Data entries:
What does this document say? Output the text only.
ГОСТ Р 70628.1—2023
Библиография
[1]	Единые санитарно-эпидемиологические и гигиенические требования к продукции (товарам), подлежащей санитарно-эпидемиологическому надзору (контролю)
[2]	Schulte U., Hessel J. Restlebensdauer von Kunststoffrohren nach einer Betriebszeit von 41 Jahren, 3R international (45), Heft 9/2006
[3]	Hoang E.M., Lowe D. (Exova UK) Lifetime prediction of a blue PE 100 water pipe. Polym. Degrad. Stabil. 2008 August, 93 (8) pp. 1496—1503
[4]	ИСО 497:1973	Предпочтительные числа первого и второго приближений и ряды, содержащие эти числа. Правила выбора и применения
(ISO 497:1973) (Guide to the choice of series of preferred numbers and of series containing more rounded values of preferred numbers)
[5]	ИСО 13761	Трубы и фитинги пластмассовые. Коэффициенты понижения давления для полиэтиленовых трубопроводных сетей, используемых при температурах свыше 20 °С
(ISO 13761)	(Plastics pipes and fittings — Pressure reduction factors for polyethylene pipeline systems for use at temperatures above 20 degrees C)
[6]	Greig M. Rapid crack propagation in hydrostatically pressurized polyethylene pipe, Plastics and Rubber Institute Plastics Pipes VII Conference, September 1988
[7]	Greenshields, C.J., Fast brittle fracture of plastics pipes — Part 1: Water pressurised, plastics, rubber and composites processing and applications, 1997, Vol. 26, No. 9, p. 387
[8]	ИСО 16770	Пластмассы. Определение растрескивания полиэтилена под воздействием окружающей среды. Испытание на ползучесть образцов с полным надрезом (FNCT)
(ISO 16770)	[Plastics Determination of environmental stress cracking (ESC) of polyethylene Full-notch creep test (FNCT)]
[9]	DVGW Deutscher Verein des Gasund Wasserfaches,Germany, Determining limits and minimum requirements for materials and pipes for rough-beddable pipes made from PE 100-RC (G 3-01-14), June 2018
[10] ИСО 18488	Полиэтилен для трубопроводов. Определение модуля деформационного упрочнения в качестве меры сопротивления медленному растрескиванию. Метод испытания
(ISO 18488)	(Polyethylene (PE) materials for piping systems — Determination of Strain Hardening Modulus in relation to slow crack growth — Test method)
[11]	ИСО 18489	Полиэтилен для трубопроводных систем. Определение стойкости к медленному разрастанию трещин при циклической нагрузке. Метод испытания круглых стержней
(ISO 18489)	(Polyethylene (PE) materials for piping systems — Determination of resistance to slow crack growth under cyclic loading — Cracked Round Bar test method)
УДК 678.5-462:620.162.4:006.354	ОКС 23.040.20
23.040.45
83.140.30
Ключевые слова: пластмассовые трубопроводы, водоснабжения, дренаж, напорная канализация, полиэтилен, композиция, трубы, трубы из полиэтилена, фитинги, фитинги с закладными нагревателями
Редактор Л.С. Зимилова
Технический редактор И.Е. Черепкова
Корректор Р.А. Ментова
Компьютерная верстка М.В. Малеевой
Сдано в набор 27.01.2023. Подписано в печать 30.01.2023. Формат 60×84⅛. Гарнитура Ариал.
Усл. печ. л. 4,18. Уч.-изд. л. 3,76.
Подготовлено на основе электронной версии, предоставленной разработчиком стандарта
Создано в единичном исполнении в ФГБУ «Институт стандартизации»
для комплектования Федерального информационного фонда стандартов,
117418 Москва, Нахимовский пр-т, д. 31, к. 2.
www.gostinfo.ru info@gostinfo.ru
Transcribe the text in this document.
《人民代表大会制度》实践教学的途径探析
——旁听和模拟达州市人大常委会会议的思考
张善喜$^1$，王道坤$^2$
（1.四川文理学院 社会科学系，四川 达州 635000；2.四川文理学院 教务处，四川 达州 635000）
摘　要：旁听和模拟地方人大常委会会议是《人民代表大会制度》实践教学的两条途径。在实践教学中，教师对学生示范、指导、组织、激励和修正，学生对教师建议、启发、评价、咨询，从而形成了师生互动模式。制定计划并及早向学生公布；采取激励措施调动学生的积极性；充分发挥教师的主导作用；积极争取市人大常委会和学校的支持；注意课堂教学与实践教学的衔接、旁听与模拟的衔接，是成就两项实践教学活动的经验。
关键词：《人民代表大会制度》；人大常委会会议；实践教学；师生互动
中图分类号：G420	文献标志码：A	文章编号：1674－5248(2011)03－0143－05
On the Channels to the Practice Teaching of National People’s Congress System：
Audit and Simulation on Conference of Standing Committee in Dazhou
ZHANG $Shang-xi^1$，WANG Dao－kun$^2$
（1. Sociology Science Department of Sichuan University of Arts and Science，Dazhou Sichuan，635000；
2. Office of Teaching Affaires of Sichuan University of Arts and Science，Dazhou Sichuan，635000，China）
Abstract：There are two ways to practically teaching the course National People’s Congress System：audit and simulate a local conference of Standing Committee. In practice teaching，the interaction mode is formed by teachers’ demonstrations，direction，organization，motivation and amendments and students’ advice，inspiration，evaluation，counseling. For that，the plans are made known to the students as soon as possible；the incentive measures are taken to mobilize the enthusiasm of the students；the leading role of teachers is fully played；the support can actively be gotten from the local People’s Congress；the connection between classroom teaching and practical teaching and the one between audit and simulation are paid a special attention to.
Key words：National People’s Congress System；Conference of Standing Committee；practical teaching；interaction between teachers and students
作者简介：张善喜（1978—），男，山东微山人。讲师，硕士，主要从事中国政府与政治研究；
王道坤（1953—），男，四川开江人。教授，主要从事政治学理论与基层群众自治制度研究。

◆ **WHAT IS BEING ASKED**:
Using the data above, repeat every line exactly.

◆ **IN RESPONSE**:
What does this document say? Output the text only.
ГОСТ Р 70628.1—2023
Библиография
[1]	Единые санитарно-эпидемиологические и гигиенические требования к продукции (товарам), подлежащей санитарно-эпидемиологическому надзору (контролю)
[2]	Schulte U., Hessel J. Restlebensdauer von Kunststoffrohren nach einer Betriebszeit von 41 Jahren, 3R international (45), Heft 9/2006
[3]	Hoang E.M., Lowe D. (Exova UK) Lifetime prediction of a blue PE 100 water pipe. Polym. Degrad. Stabil. 2008 August, 93 (8) pp. 1496—1503
[4]	ИСО 497:1973	Предпочтительные числа первого и второго приближений и ряды, содержащие эти числа. Правила выбора и применения
(ISO 497:1973) (Guide to the choice of series of preferred numbers and of series containing more rounded values of preferred numbers)
[5]	ИСО 13761	Трубы и фитинги пластмассовые. Коэффициенты понижения давления для полиэтиленовых трубопроводных сетей, используемых при температурах свыше 20 °С
(ISO 13761)	(Plastics pipes and fittings — Pressure reduction factors for polyethylene pipeline systems for use at temperatures above 20 degrees C)
[6]	Greig M. Rapid crack propagation in hydrostatically pressurized polyethylene pipe, Plastics and Rubber Institute Plastics Pipes VII Conference, September 1988
[7]	Greenshields, C.J., Fast brittle fracture of plastics pipes — Part 1: Water pressurised, plastics, rubber and composites processing and applications, 1997, Vol. 26, No. 9, p. 387
[8]	ИСО 16770	Пластмассы. Определение растрескивания полиэтилена под воздействием окружающей среды. Испытание на ползучесть образцов с полным надрезом (FNCT)
(ISO 16770)	[Plastics Determination of environmental stress cracking (ESC) of polyethylene Full-notch creep test (FNCT)]
[9]	DVGW Deutscher Verein des Gasund Wasserfaches,Germany, Determining limits and minimum requirements for materials and pipes for rough-beddable pipes made from PE 100-RC (G 3-01-14), June 2018
[10] ИСО 18488	Полиэтилен для трубопроводов. Определение модуля деформационного упрочнения в качестве меры сопротивления медленному растрескиванию. Метод испытания
(ISO 18488)	(Polyethylene (PE) materials for piping systems — Determination of Strain Hardening Modulus in relation to slow crack growth — Test method)
[11]	ИСО 18489	Полиэтилен для трубопроводных систем. Определение стойкости к медленному разрастанию трещин при циклической нагрузке. Метод испытания круглых стержней
(ISO 18489)	(Polyethylene (PE) materials for piping systems — Determination of resistance to slow crack growth under cyclic loading — Cracked Round Bar test method)
УДК 678.5-462:620.162.4:006.354	ОКС 23.040.20
23.040.45
83.140.30
Ключевые слова: пластмассовые трубопроводы, водоснабжения, дренаж, напорная канализация, полиэтилен, композиция, трубы, трубы из полиэтилена, фитинги, фитинги с закладными нагревателями
Редактор Л.С. Зимилова
Технический редактор И.Е. Черепкова
Корректор Р.А. Ментова
Компьютерная верстка М.В. Малеевой
Сдано в набор 27.01.2023. Подписано в печать 30.01.2023. Формат 60×84⅛. Гарнитура Ариал.
Усл. печ. л. 4,18. Уч.-изд. л. 3,76.
Подготовлено на основе электронной версии, предоставленной разработчиком стандарта
Создано в единичном исполнении в ФГБУ «Институт стандартизации»
для комплектования Федерального информационного фонда стандартов,
117418 Москва, Нахимовский пр-т, д. 31, к. 2.
www.gostinfo.ru info@gostinfo.ru
Transcribe the text in this document.
《人民代表大会制度》实践教学的途径探析
——旁听和模拟达州市人大常委会会议的思考
张善喜$^1$，王道坤$^2$
（1.四川文理学院 社会科学系，四川 达州 635000；2.四川文理学院 教务处，四川 达州 635000）
摘　要：旁听和模拟地方人大常委会会议是《人民代表大会制度》实践教学的两条途径。在实践教学中，教师对学生示范、指导、组织、激励和修正，学生对教师建议、启发、评价、咨询，从而形成了师生互动模式。制定计划并及早向学生公布；采取激励措施调动学生的积极性；充分发挥教师的主导作用；积极争取市人大常委会和学校的支持；注意课堂教学与实践教学的衔接、旁听与模拟的衔接，是成就两项实践教学活动的经验。
关键词：《人民代表大会制度》；人大常委会会议；实践教学；师生互动
中图分类号：G420	文献标志码：A	文章编号：1674－5248(2011)03－0143－05
On the Channels to the Practice Teaching of National People’s Congress System：
Audit and Simulation on Conference of Standing Committee in Dazhou
ZHANG $Shang-xi^1$，WANG Dao－kun$^2$
（1. Sociology Science Department of Sichuan University of Arts and Science，Dazhou Sichuan，635000；
2. Office of Teaching Affaires of Sichuan University of Arts and Science，Dazhou Sichuan，635000，China）
Abstract：There are two ways to practically teaching the course National People’s Congress System：audit and simulate a local conference of Standing Committee. In practice teaching，the interaction mode is formed by teachers’ demonstrations，direction，organization，motivation and amendments and students’ advice，inspiration，evaluation，counseling. For that，the plans are made known to the students as soon as possible；the incentive measures are taken to mobilize the enthusiasm of the students；the leading role of teachers is fully played；the support can actively be gotten from the local People’s Congress；the connection between classroom teaching and practical teaching and the one between audit and simulation are paid a special attention to.
Key words：National People’s Congress System；Conference of Standing Committee；practical teaching；interaction between teachers and students
作者简介：张善喜（1978—），男，山东微山人。讲师，硕士，主要从事中国政府与政治研究；
王道坤（1953—），男，四川开江人。教授，主要从事政治学理论与基层群众自治制度研究。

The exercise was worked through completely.